> **Task details**
Extract, from the listing that follows, each line containing the word "desvelado".

#### Given records

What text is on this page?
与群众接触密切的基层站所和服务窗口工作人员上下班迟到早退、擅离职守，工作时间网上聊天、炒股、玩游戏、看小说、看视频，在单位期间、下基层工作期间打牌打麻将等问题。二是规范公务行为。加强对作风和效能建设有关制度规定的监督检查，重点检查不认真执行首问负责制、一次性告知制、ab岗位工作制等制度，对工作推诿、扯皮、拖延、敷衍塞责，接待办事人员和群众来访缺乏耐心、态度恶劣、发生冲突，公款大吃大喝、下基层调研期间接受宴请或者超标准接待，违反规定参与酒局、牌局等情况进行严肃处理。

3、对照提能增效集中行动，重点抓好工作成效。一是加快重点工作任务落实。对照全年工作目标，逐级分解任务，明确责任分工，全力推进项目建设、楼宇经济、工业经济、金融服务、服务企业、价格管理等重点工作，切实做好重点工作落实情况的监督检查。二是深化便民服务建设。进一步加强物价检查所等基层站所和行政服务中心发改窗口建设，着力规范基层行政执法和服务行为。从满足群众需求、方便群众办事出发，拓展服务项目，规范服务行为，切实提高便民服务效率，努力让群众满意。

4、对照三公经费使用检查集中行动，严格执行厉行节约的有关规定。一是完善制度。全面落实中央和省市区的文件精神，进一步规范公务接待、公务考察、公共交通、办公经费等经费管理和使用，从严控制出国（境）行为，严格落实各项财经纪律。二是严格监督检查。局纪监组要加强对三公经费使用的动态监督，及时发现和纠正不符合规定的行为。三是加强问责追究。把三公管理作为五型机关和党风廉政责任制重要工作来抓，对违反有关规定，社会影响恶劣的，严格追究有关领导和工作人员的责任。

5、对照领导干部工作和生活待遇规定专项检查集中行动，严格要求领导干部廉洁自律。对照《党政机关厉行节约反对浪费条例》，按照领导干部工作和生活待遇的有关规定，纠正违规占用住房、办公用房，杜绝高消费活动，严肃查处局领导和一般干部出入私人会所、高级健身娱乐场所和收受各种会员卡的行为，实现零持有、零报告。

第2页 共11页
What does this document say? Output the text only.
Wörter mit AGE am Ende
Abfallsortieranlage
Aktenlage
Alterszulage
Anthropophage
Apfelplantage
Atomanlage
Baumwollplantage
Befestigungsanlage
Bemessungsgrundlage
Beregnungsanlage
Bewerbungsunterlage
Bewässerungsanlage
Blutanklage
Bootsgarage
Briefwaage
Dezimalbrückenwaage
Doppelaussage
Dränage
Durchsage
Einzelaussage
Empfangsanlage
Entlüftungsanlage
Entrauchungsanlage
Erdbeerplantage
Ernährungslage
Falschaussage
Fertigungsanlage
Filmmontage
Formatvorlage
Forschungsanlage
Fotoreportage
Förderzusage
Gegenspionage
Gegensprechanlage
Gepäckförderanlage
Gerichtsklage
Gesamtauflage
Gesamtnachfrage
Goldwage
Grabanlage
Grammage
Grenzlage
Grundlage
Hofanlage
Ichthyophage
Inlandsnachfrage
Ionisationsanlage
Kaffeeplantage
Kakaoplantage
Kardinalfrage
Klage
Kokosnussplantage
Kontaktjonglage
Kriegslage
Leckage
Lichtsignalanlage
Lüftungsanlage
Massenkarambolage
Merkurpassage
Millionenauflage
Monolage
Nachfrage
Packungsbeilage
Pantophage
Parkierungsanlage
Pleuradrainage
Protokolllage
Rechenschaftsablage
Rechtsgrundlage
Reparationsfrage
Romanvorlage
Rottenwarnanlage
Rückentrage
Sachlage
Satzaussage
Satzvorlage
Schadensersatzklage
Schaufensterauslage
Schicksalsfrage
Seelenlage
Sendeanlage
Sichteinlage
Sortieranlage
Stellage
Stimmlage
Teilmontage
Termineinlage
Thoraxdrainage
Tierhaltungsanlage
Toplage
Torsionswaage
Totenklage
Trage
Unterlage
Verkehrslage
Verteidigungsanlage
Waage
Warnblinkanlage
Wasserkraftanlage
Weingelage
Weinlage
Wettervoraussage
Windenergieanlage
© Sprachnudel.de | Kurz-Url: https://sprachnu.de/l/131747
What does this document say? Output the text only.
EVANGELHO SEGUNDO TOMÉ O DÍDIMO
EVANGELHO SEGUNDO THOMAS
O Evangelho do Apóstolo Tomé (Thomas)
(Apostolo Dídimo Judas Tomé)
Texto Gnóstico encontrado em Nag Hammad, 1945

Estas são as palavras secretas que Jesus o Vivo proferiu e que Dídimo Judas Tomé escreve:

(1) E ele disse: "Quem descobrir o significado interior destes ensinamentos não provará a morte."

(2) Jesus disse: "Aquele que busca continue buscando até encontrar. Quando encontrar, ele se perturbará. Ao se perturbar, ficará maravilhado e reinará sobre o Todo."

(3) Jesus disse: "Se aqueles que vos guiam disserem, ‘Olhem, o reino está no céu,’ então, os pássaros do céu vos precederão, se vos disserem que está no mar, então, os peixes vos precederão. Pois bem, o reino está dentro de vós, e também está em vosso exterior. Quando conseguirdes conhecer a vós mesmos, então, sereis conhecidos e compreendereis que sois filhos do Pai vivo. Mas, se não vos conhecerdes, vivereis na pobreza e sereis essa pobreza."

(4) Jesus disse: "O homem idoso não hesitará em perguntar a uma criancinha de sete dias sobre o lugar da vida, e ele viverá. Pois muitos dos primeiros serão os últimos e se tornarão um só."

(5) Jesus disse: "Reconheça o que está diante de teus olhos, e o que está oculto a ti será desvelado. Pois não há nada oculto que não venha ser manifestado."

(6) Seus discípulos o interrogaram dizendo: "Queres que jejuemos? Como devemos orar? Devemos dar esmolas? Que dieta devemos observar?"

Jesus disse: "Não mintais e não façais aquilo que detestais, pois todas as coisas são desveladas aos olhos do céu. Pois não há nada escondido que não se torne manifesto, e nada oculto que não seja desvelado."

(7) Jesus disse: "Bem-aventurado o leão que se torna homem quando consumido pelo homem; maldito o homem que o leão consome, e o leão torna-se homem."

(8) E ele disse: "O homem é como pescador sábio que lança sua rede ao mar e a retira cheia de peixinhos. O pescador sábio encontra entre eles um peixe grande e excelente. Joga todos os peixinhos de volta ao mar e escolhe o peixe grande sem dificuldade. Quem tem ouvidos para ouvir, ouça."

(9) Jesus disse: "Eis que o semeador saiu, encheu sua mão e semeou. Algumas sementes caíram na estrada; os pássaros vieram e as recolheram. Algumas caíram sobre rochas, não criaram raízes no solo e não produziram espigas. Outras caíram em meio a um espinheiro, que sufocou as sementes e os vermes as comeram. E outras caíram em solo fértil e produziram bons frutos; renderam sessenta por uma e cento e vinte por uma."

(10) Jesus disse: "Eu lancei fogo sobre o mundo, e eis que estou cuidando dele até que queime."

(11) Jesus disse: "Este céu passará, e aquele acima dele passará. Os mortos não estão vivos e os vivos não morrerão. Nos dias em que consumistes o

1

########

> **Answer to the exercise**
(5) Jesus disse: "Reconheça o que está diante de teus olhos, e o que está oculto a ti será desvelado. Pois não há nada oculto que não venha ser manifestado."
Jesus disse: "Não mintais e não façais aquilo que detestais, pois todas as coisas são desveladas aos olhos do céu. Pois não há nada escondido que não se torne manifesto, e nada oculto que não seja desvelado."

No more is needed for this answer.